*What to work on*. Report, as a bare number, how many lines contain the string "this".
--- start of Stored data ---
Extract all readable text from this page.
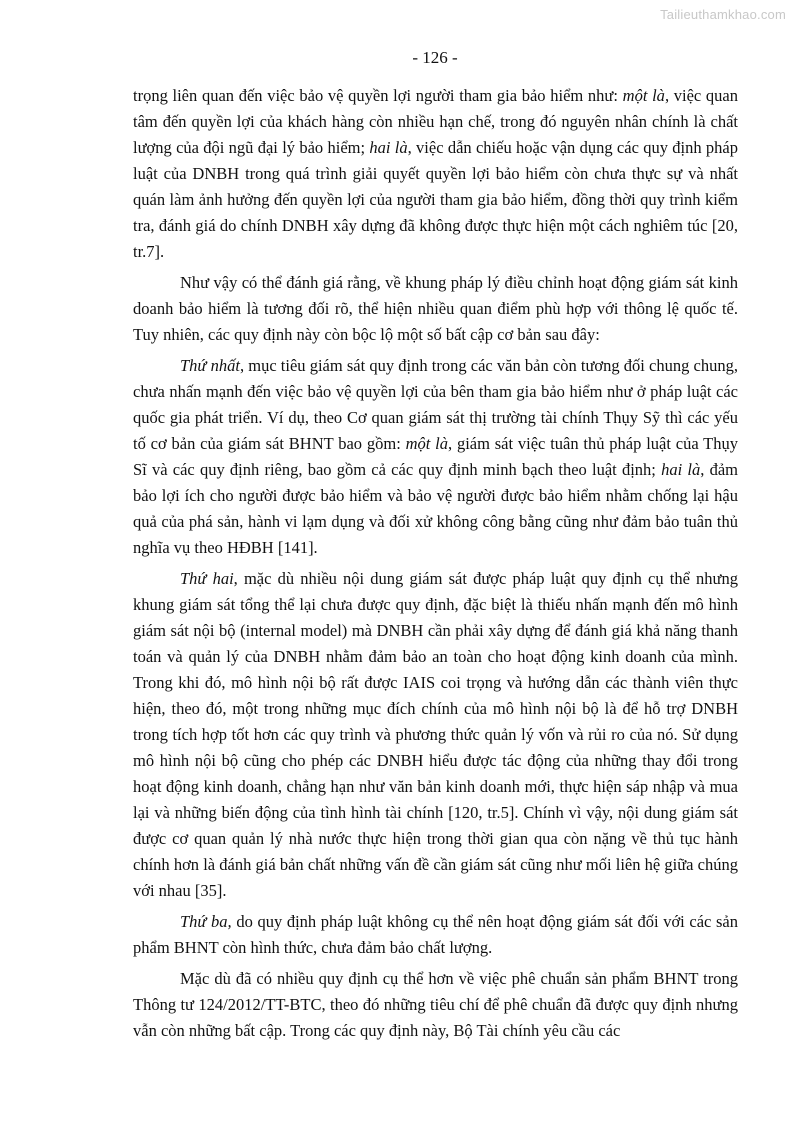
Tailieuthamkhao.com
- 126 -

trọng liên quan đến việc bảo vệ quyền lợi người tham gia bảo hiểm như: một là, việc quan tâm đến quyền lợi của khách hàng còn nhiều hạn chế, trong đó nguyên nhân chính là chất lượng của đội ngũ đại lý bảo hiểm; hai là, việc dẫn chiếu hoặc vận dụng các quy định pháp luật của DNBH trong quá trình giải quyết quyền lợi bảo hiểm còn chưa thực sự và nhất quán làm ảnh hưởng đến quyền lợi của người tham gia bảo hiểm, đồng thời quy trình kiểm tra, đánh giá do chính DNBH xây dựng đã không được thực hiện một cách nghiêm túc [20, tr.7].

Như vậy có thể đánh giá rằng, về khung pháp lý điều chỉnh hoạt động giám sát kinh doanh bảo hiểm là tương đối rõ, thể hiện nhiều quan điểm phù hợp với thông lệ quốc tế. Tuy nhiên, các quy định này còn bộc lộ một số bất cập cơ bản sau đây:

Thứ nhất, mục tiêu giám sát quy định trong các văn bản còn tương đối chung chung, chưa nhấn mạnh đến việc bảo vệ quyền lợi của bên tham gia bảo hiểm như ở pháp luật các quốc gia phát triển. Ví dụ, theo Cơ quan giám sát thị trường tài chính Thụy Sỹ thì các yếu tố cơ bản của giám sát BHNT bao gồm: một là, giám sát việc tuân thủ pháp luật của Thụy Sĩ và các quy định riêng, bao gồm cả các quy định minh bạch theo luật định; hai là, đảm bảo lợi ích cho người được bảo hiểm và bảo vệ người được bảo hiểm nhằm chống lại hậu quả của phá sản, hành vi lạm dụng và đối xử không công bằng cũng như đảm bảo tuân thủ nghĩa vụ theo HĐBH [141].

Thứ hai, mặc dù nhiều nội dung giám sát được pháp luật quy định cụ thể nhưng khung giám sát tổng thể lại chưa được quy định, đặc biệt là thiếu nhấn mạnh đến mô hình giám sát nội bộ (internal model) mà DNBH cần phải xây dựng để đánh giá khả năng thanh toán và quản lý của DNBH nhằm đảm bảo an toàn cho hoạt động kinh doanh của mình. Trong khi đó, mô hình nội bộ rất được IAIS coi trọng và hướng dẫn các thành viên thực hiện, theo đó, một trong những mục đích chính của mô hình nội bộ là để hỗ trợ DNBH trong tích hợp tốt hơn các quy trình và phương thức quản lý vốn và rủi ro của nó. Sử dụng mô hình nội bộ cũng cho phép các DNBH hiểu được tác động của những thay đổi trong hoạt động kinh doanh, chẳng hạn như văn bản kinh doanh mới, thực hiện sáp nhập và mua lại và những biến động của tình hình tài chính [120, tr.5]. Chính vì vậy, nội dung giám sát được cơ quan quản lý nhà nước thực hiện trong thời gian qua còn nặng về thủ tục hành chính hơn là đánh giá bản chất những vấn đề cần giám sát cũng như mối liên hệ giữa chúng với nhau [35].

Thứ ba, do quy định pháp luật không cụ thể nên hoạt động giám sát đối với các sản phẩm BHNT còn hình thức, chưa đảm bảo chất lượng.

Mặc dù đã có nhiều quy định cụ thể hơn về việc phê chuẩn sản phẩm BHNT trong Thông tư 124/2012/TT-BTC, theo đó những tiêu chí để phê chuẩn đã được quy định nhưng vẫn còn những bất cập. Trong các quy định này, Bộ Tài chính yêu cầu các
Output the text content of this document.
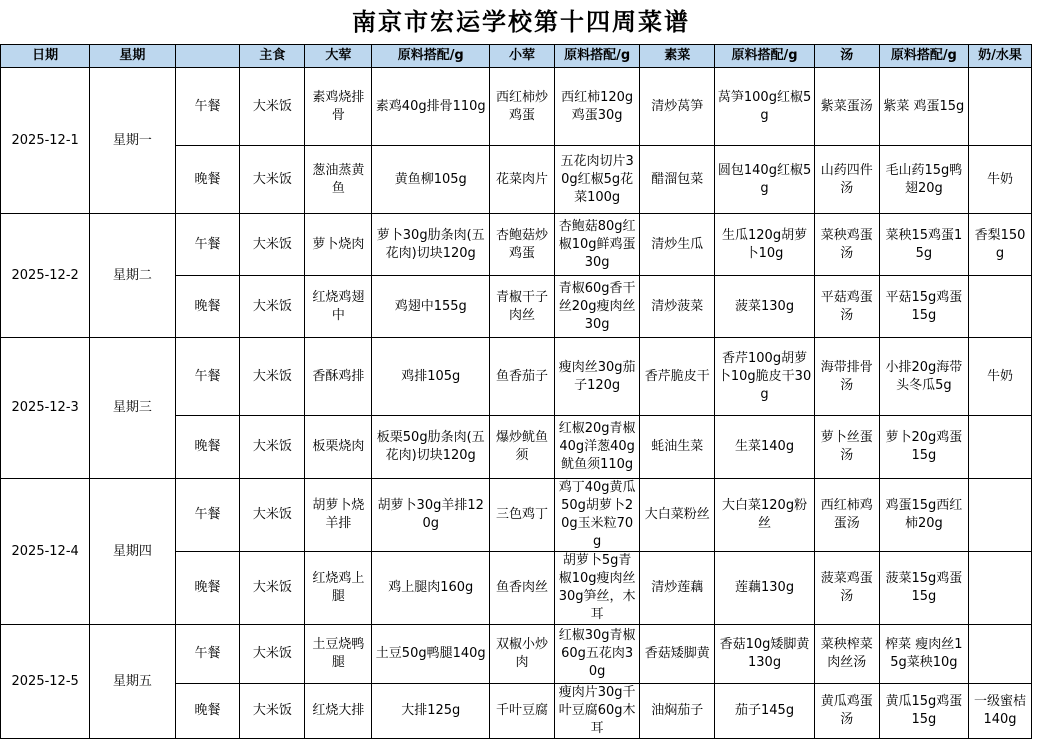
南京市宏运学校第十四周菜谱
日期	星期		主食	大荤	原料搭配/g	小荤	原料搭配/g	素菜	原料搭配/g	汤	原料搭配/g	奶/水果
2025-12-1	星期一	午餐	大米饭	素鸡烧排骨	素鸡40g排骨110g	西红柿炒鸡蛋	西红柿120g鸡蛋30g	清炒莴笋	莴笋100g红椒5g	紫菜蛋汤	紫菜 鸡蛋15g	
		晚餐	大米饭	葱油蒸黄鱼	黄鱼柳105g	花菜肉片	五花肉切片30g红椒5g花菜100g	醋溜包菜	圆包140g红椒5g	山药四件汤	毛山药15g鸭翅20g	牛奶
2025-12-2	星期二	午餐	大米饭	萝卜烧肉	萝卜30g肋条肉(五花肉)切块120g	杏鲍菇炒鸡蛋	杏鲍菇80g红椒10g鲜鸡蛋30g	清炒生瓜	生瓜120g胡萝卜10g	菜秧鸡蛋汤	菜秧15鸡蛋15g	香梨150g
		晚餐	大米饭	红烧鸡翅中	鸡翅中155g	青椒干子肉丝	青椒60g香干丝20g瘦肉丝30g	清炒菠菜	菠菜130g	平菇鸡蛋汤	平菇15g鸡蛋15g	
2025-12-3	星期三	午餐	大米饭	香酥鸡排	鸡排105g	鱼香茄子	瘦肉丝30g茄子120g	香芹脆皮干	香芹100g胡萝卜10g脆皮干30g	海带排骨汤	小排20g海带头冬瓜5g	牛奶
		晚餐	大米饭	板栗烧肉	板栗50g肋条肉(五花肉)切块120g	爆炒鱿鱼须	红椒20g青椒40g洋葱40g鱿鱼须110g	蚝油生菜	生菜140g	萝卜丝蛋汤	萝卜20g鸡蛋15g	
2025-12-4	星期四	午餐	大米饭	胡萝卜烧羊排	胡萝卜30g羊排120g	三色鸡丁	鸡丁40g黄瓜50g胡萝卜20g玉米粒70g	大白菜粉丝	大白菜120g粉丝	西红柿鸡蛋汤	鸡蛋15g西红柿20g	
		晚餐	大米饭	红烧鸡上腿	鸡上腿肉160g	鱼香肉丝	胡萝卜5g青椒10g瘦肉丝30g笋丝，木耳	清炒莲藕	莲藕130g	菠菜鸡蛋汤	菠菜15g鸡蛋15g	
2025-12-5	星期五	午餐	大米饭	土豆烧鸭腿	土豆50g鸭腿140g	双椒小炒肉	红椒30g青椒60g五花肉30g	香菇矮脚黄	香菇10g矮脚黄130g	菜秧榨菜肉丝汤	榨菜 瘦肉丝15g菜秧10g	
		晚餐	大米饭	红烧大排	大排125g	千叶豆腐	瘦肉片30g千叶豆腐60g木耳	油焖茄子	茄子145g	黄瓜鸡蛋汤	黄瓜15g鸡蛋15g	一级蜜桔140g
--- end of Stored data ---
*Written answer*. 2